_Exercise description_: Filter the data below for the string "section" and copy each matching line.

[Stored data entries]

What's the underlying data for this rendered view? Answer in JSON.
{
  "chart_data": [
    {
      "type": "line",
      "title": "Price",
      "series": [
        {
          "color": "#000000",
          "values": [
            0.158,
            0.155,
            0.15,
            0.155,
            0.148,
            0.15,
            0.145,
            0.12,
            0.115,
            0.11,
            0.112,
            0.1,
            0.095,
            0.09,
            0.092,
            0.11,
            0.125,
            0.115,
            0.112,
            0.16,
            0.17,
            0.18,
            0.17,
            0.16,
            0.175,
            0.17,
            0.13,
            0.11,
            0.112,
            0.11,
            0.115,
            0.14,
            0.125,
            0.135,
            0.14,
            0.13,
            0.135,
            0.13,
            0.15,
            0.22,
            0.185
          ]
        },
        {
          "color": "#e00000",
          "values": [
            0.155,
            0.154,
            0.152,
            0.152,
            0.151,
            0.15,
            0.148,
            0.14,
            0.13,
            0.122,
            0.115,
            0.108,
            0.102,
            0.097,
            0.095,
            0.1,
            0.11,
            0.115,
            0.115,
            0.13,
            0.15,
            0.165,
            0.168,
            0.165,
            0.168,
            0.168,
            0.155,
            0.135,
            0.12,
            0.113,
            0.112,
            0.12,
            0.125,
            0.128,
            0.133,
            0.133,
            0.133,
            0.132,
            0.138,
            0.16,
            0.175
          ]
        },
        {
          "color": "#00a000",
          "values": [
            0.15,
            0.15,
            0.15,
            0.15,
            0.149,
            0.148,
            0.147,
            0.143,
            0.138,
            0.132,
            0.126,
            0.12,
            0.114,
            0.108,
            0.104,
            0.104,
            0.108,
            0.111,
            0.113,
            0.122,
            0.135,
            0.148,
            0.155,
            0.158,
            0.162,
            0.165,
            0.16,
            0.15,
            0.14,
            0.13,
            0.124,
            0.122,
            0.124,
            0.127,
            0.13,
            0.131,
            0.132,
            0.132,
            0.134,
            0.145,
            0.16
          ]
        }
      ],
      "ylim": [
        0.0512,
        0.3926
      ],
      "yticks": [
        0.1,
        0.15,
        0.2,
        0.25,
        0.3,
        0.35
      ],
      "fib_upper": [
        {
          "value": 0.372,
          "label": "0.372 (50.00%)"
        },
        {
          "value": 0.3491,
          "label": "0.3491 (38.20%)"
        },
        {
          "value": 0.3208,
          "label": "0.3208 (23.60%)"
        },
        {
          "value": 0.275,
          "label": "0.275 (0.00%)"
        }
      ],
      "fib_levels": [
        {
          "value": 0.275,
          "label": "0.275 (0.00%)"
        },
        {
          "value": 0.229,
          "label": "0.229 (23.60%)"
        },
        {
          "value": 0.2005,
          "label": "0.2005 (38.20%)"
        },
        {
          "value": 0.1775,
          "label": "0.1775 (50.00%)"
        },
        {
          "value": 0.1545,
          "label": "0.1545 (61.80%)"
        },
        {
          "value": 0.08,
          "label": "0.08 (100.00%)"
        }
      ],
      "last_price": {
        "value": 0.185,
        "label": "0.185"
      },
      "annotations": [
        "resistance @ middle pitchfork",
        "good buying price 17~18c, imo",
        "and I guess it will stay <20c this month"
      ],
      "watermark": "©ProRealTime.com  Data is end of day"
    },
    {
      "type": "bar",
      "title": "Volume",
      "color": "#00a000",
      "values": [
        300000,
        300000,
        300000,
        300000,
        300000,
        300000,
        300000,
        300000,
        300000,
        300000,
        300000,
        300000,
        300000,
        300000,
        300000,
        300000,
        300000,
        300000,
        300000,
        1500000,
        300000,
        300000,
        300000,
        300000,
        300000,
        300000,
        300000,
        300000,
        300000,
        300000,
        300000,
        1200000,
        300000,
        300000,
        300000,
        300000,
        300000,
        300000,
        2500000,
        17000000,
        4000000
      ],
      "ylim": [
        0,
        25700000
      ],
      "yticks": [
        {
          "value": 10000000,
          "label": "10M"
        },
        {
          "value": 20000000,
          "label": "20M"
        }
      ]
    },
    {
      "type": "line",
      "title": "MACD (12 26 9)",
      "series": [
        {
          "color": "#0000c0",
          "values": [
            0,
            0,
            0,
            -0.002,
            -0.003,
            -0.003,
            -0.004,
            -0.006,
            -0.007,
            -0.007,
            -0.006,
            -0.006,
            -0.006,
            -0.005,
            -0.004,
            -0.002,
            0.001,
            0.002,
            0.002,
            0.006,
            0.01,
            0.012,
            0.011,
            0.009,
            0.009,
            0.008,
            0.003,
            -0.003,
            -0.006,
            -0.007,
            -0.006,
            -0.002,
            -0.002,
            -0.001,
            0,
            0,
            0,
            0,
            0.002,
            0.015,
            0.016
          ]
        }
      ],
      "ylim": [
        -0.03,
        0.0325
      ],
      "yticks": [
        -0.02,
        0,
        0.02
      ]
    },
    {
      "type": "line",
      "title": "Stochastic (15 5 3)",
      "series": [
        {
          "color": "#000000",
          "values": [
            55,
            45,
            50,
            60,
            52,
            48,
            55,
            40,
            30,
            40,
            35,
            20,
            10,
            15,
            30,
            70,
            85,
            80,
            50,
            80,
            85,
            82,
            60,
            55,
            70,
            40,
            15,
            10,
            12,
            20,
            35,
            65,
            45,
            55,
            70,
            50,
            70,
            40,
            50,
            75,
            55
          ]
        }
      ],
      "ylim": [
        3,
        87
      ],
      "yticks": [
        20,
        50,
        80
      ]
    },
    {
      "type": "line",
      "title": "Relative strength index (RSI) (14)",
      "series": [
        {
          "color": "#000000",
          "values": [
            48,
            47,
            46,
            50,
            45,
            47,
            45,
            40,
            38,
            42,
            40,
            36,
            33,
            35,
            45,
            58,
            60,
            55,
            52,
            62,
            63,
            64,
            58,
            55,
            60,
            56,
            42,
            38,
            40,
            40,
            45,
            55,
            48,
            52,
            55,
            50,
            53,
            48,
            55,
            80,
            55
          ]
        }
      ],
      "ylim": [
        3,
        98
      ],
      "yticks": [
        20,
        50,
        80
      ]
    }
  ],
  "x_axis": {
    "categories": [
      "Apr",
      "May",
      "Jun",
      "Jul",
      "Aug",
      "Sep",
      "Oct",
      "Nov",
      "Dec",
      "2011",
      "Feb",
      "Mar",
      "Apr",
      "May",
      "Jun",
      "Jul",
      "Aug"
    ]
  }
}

==

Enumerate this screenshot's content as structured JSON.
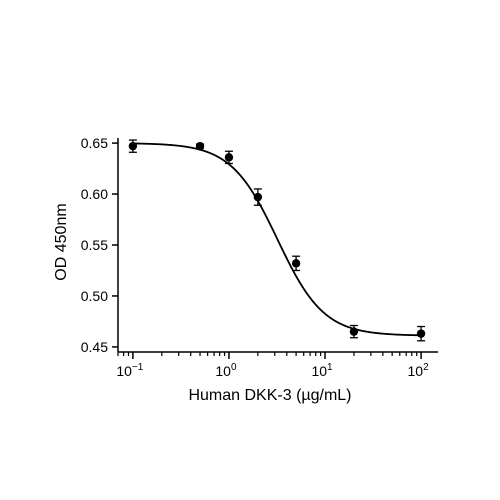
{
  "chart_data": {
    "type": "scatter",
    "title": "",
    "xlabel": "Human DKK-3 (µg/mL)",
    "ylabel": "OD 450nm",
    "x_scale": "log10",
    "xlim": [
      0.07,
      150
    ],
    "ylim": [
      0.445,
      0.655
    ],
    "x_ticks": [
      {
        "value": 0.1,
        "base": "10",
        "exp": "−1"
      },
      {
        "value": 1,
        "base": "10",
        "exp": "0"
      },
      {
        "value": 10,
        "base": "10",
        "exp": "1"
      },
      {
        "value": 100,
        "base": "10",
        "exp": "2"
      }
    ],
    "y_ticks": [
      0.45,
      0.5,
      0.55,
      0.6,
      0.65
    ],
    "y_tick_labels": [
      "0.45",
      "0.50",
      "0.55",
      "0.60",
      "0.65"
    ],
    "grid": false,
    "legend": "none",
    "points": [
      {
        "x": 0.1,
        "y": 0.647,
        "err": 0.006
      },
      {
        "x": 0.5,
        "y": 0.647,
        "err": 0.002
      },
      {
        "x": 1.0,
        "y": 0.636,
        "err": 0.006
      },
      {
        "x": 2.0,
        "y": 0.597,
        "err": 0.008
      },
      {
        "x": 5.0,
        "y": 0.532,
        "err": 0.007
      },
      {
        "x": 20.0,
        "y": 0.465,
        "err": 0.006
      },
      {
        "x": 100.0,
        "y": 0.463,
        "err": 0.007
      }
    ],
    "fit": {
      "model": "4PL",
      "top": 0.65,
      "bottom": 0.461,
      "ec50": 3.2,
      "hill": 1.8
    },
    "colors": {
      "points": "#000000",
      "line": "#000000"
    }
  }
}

---

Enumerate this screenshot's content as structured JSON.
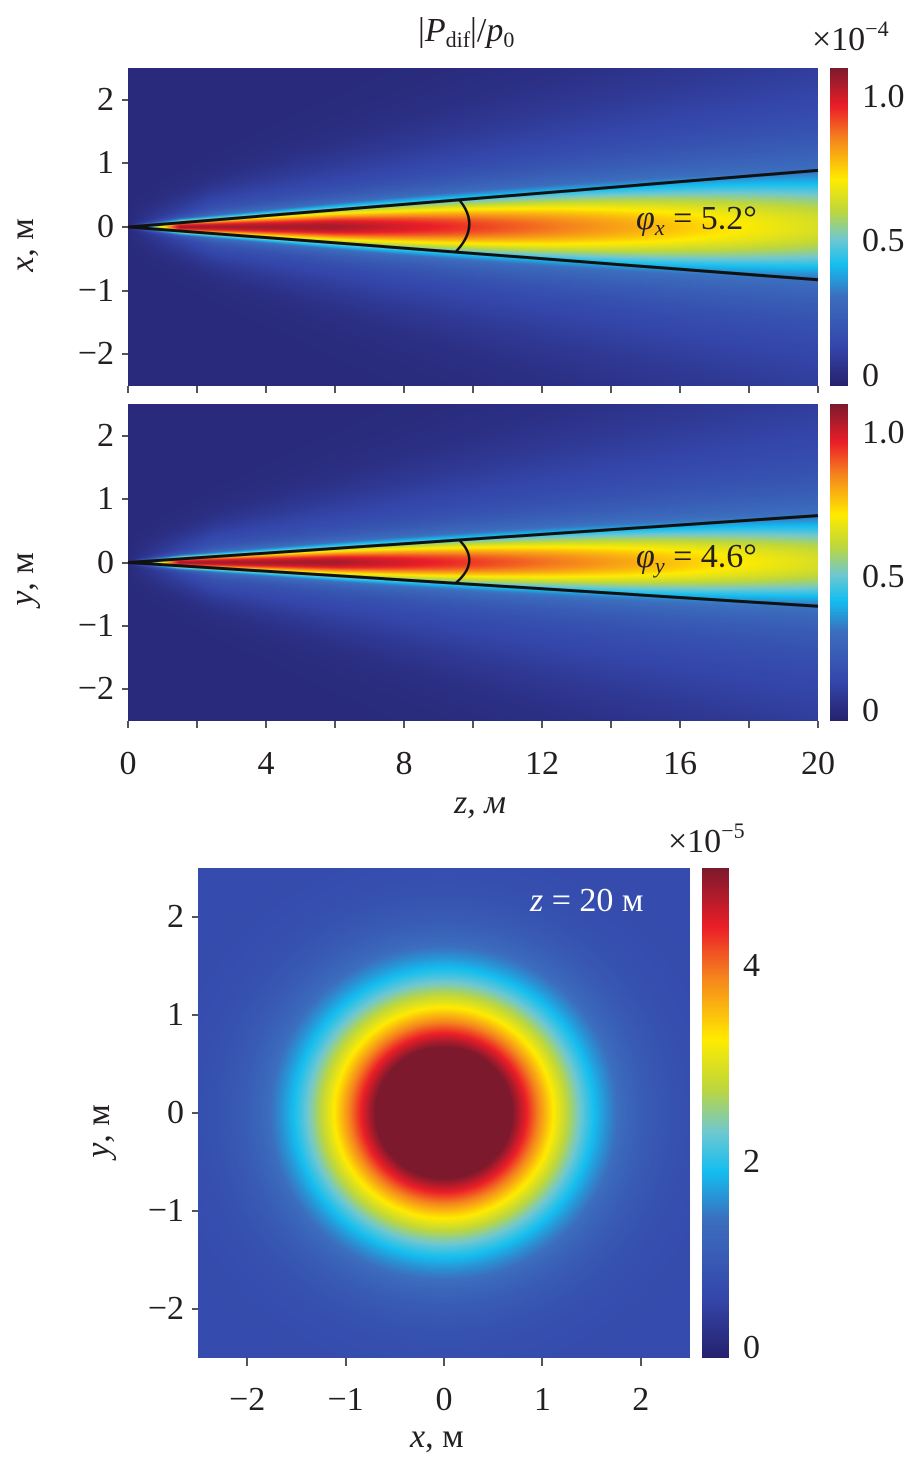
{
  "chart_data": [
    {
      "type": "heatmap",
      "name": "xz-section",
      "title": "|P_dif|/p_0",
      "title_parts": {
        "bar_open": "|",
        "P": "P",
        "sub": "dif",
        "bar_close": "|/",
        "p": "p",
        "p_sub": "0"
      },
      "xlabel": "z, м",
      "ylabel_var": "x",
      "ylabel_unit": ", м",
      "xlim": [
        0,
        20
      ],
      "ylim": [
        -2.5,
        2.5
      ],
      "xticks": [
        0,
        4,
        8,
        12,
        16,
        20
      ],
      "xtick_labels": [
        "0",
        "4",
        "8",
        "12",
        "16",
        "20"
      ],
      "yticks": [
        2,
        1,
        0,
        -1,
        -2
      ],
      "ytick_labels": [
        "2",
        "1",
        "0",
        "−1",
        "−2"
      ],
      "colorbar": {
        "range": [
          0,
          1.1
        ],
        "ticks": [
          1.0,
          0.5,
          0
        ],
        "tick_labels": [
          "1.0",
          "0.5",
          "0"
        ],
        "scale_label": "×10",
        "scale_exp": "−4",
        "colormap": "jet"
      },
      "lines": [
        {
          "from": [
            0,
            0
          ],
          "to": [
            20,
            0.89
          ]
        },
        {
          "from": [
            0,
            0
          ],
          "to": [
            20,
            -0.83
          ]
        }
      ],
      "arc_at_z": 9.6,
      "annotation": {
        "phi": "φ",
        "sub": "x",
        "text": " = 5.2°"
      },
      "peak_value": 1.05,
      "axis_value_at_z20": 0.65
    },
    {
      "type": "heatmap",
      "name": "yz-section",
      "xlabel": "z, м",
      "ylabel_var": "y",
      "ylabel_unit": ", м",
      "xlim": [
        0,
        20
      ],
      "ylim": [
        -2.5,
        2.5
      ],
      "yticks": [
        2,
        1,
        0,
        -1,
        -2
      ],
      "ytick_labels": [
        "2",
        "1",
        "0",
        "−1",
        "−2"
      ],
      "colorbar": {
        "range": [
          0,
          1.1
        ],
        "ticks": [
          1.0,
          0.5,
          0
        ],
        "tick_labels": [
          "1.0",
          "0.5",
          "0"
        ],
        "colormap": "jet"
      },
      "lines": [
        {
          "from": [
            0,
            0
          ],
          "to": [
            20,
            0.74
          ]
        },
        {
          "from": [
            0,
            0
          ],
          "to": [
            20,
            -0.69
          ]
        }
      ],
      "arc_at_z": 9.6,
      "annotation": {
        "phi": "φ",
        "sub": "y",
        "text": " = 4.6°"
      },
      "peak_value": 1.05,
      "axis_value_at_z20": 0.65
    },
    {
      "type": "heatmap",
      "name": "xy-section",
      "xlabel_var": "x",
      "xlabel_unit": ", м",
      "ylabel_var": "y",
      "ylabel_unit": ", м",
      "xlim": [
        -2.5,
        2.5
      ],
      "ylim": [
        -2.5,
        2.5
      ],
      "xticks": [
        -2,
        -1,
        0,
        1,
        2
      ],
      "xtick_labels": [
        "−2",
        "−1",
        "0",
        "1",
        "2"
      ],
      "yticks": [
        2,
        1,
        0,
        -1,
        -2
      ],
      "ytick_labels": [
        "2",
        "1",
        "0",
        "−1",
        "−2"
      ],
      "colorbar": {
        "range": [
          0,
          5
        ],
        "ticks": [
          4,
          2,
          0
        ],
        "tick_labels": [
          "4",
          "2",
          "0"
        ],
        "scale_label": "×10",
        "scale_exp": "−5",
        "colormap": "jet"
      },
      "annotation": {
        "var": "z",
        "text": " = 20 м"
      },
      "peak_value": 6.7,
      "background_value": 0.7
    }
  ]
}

_Written response_:
      "name": "xz-section",
      "name": "yz-section",
      "name": "xy-section",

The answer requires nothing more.